▶ Listing:
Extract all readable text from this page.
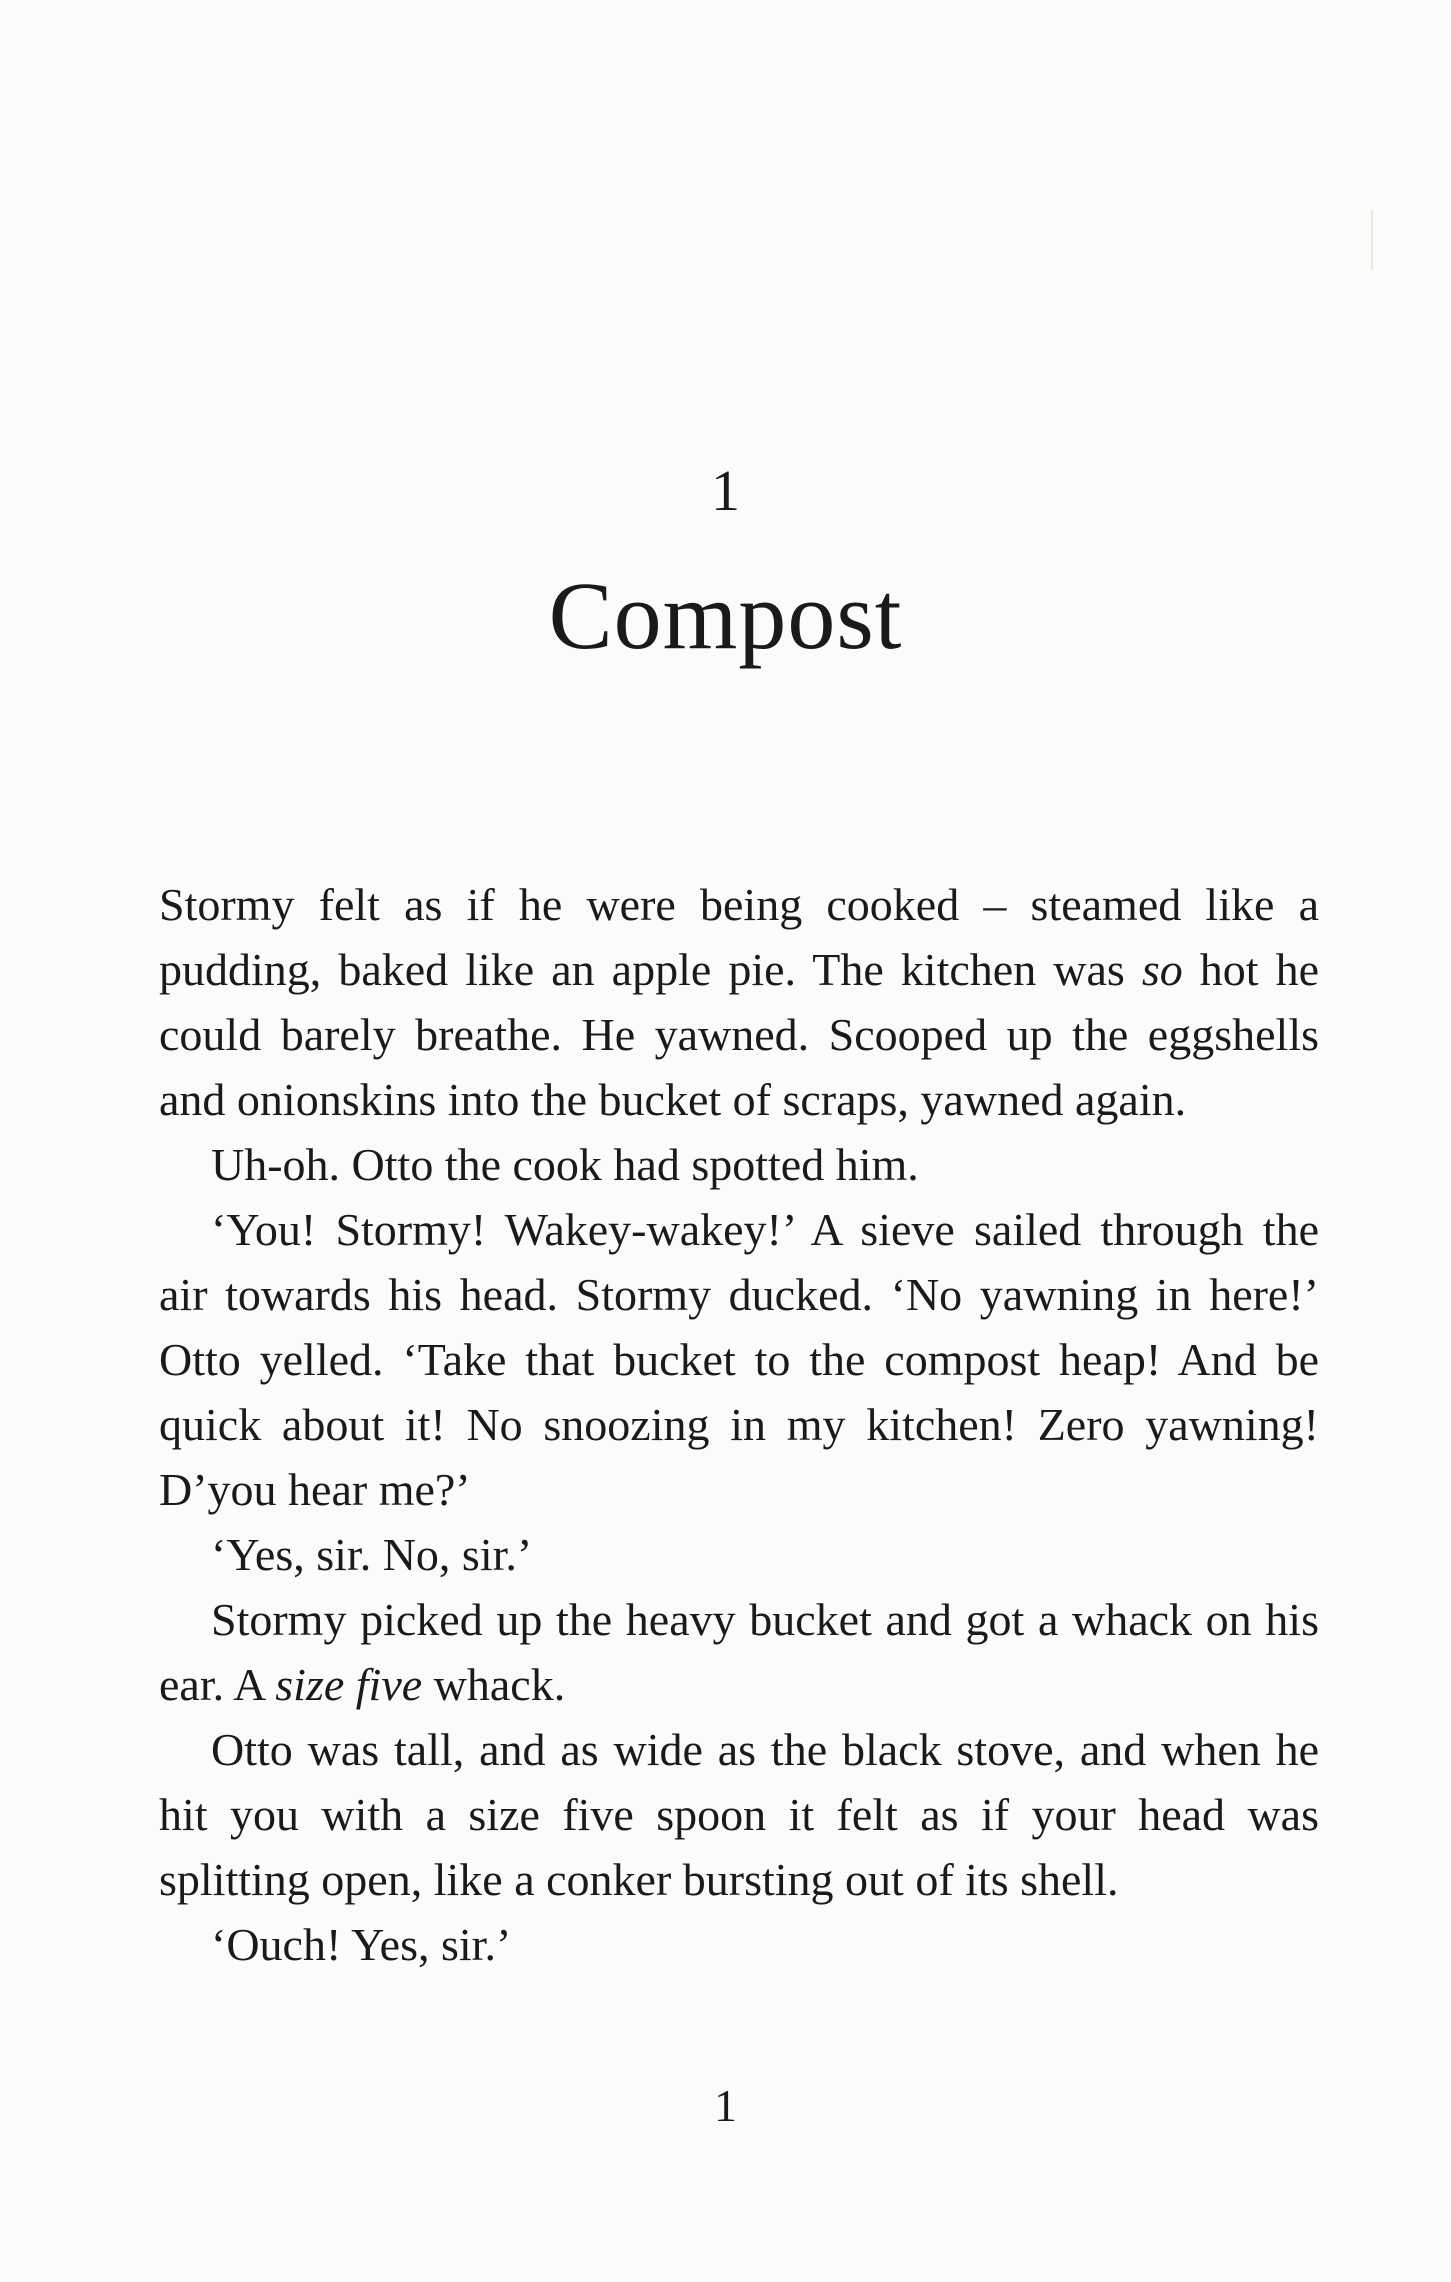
1
Compost

Stormy felt as if he were being cooked – steamed like a pudding, baked like an apple pie. The kitchen was so hot he could barely breathe. He yawned. Scooped up the eggshells and onionskins into the bucket of scraps, yawned again.

Uh-oh. Otto the cook had spotted him.

‘You! Stormy! Wakey-wakey!’ A sieve sailed through the air towards his head. Stormy ducked. ‘No yawning in here!’ Otto yelled. ‘Take that bucket to the compost heap! And be quick about it! No snoozing in my kitchen! Zero yawning! D’you hear me?’

‘Yes, sir. No, sir.’

Stormy picked up the heavy bucket and got a whack on his ear. A size five whack.

Otto was tall, and as wide as the black stove, and when he hit you with a size five spoon it felt as if your head was splitting open, like a conker bursting out of its shell.

‘Ouch! Yes, sir.’

1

▶ Given exercise: Pull out every line of the entries that includes the word "size".

▶ Response to this exercise:
Stormy picked up the heavy bucket and got a whack on his ear. A size five whack.
Otto was tall, and as wide as the black stove, and when he hit you with a size five spoon it felt as if your head was splitting open, like a conker bursting out of its shell.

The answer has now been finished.